Task directions -> Identify, in the records below, every line where the string "optimizations" appears, and copy each such line.

Stored records ->
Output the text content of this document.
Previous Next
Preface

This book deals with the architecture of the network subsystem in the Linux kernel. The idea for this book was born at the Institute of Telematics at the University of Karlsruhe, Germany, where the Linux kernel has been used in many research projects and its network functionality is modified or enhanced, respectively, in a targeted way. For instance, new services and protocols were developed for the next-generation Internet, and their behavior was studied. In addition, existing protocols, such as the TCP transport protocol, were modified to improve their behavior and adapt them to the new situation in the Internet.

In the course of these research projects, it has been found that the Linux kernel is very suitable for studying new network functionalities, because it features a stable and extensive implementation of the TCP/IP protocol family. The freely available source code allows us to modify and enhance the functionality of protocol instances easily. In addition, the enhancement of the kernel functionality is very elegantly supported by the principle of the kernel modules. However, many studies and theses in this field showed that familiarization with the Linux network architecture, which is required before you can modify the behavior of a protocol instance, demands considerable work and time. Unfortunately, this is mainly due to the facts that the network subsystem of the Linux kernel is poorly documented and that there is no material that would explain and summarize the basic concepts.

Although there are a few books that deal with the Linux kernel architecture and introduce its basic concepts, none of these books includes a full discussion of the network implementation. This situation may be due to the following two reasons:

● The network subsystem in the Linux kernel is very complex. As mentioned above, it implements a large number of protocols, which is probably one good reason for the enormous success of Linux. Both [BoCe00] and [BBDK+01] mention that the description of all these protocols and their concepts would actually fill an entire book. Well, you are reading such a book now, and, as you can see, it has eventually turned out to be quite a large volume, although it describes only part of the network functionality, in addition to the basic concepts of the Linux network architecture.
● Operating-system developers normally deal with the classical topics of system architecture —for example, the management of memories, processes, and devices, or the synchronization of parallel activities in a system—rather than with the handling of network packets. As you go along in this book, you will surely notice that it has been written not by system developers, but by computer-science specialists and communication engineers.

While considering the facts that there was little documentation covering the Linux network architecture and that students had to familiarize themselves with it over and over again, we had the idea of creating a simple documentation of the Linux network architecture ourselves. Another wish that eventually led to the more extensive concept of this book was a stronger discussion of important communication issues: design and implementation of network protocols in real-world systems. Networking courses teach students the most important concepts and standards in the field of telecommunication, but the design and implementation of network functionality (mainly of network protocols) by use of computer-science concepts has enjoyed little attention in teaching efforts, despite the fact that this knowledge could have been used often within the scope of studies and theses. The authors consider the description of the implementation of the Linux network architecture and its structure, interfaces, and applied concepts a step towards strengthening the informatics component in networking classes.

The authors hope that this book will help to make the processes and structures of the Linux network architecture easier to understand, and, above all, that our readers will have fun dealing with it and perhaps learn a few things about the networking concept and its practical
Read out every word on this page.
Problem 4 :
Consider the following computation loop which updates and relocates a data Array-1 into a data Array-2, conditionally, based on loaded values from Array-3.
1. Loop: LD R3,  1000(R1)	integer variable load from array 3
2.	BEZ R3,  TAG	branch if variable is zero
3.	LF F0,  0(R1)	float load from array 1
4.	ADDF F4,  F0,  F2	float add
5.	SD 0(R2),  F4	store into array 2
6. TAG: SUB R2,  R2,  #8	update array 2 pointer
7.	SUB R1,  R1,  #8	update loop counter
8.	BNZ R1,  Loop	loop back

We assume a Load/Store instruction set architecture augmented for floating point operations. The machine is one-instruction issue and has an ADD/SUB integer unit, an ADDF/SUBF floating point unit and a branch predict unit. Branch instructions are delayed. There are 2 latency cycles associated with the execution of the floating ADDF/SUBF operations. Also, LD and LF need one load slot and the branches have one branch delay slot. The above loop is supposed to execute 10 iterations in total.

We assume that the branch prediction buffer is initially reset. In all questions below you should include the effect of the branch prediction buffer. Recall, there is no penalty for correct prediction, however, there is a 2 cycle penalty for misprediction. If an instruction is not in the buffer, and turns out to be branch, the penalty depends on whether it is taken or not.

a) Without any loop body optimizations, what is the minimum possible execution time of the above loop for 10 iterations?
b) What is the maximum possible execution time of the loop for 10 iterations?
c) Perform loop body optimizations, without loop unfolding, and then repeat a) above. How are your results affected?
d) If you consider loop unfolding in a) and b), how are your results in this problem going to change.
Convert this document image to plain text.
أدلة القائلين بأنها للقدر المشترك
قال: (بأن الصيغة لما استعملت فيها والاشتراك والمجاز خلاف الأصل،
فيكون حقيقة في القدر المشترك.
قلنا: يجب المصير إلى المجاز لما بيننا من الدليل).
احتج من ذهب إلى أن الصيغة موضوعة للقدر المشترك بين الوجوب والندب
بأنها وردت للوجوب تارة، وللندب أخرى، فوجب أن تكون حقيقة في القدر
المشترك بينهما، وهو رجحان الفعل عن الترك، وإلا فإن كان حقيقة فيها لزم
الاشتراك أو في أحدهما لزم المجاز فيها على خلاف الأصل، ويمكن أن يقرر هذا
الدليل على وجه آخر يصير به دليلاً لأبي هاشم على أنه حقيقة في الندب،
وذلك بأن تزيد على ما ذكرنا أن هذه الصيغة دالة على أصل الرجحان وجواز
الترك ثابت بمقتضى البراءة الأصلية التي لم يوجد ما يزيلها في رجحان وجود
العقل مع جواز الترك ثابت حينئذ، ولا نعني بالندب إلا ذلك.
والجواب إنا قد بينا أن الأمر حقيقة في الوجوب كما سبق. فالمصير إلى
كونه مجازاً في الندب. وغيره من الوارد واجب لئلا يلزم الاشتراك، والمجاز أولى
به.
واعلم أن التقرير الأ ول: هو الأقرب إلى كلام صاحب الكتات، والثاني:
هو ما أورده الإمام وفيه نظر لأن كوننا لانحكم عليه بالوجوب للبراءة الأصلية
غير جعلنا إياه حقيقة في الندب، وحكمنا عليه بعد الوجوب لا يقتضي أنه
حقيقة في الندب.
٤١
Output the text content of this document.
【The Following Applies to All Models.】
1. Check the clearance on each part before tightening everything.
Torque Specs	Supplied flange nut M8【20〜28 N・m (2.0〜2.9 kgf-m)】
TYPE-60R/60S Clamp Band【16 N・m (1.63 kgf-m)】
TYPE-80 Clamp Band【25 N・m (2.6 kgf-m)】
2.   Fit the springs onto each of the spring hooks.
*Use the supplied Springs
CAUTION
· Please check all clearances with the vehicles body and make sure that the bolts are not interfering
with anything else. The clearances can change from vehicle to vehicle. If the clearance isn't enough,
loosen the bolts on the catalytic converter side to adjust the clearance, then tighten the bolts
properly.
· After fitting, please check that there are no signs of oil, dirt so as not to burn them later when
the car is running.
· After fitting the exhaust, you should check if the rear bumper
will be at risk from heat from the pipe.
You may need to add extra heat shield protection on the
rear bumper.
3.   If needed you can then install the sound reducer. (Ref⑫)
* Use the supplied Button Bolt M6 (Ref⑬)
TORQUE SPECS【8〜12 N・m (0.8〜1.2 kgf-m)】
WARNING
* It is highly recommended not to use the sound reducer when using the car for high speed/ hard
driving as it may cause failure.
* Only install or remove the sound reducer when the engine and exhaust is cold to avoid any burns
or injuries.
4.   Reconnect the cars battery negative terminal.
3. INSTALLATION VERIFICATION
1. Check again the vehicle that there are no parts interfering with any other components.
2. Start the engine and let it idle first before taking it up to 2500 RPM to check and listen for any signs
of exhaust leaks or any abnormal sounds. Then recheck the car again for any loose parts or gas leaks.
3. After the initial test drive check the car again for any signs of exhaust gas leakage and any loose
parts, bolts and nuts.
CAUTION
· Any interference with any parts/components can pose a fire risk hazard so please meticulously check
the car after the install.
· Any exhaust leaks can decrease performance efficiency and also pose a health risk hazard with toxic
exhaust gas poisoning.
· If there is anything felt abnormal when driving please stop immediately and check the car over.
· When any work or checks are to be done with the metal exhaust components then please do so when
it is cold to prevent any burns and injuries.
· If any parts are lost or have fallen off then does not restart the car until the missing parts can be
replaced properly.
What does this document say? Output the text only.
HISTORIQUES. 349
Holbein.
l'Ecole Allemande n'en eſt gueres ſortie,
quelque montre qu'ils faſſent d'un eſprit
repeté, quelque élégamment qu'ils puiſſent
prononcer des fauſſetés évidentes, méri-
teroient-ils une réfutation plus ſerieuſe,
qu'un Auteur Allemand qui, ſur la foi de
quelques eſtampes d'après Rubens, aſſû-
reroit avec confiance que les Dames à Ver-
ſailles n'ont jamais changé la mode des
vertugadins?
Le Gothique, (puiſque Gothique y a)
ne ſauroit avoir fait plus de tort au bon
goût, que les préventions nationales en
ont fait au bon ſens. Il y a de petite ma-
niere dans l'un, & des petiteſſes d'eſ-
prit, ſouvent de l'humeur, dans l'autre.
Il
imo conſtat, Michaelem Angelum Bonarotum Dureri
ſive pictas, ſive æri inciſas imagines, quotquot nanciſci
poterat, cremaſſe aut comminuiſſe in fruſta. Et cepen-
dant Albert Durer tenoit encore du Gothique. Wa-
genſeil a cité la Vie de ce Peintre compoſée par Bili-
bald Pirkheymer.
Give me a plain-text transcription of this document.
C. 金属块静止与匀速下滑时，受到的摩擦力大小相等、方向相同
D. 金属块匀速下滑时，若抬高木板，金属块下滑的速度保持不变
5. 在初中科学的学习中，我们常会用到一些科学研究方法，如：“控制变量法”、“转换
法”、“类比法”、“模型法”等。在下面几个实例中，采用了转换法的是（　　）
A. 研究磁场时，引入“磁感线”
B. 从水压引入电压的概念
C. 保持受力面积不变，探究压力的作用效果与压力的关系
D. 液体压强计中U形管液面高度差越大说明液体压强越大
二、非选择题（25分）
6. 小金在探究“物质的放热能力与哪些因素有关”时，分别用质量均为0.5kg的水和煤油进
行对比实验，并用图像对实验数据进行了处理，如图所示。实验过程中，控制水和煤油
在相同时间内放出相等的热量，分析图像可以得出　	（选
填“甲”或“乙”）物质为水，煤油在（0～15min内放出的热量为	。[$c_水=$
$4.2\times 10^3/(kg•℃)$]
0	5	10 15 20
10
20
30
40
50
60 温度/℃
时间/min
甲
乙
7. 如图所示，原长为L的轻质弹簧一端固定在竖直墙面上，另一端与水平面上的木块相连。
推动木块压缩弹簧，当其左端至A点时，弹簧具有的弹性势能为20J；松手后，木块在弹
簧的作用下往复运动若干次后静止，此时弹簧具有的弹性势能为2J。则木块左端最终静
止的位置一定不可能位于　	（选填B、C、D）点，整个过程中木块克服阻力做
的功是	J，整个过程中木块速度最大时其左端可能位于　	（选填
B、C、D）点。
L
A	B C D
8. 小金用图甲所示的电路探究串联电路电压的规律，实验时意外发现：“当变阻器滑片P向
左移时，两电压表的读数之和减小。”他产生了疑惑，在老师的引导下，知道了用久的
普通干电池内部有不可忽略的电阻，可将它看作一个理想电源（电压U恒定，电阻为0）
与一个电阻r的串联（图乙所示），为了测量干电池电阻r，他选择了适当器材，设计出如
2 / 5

Exercise response ->
a) Without any loop body optimizations, what is the minimum possible execution time of the above loop for 10 iterations?
c) Perform loop body optimizations, without loop unfolding, and then repeat a) above. How are your results affected?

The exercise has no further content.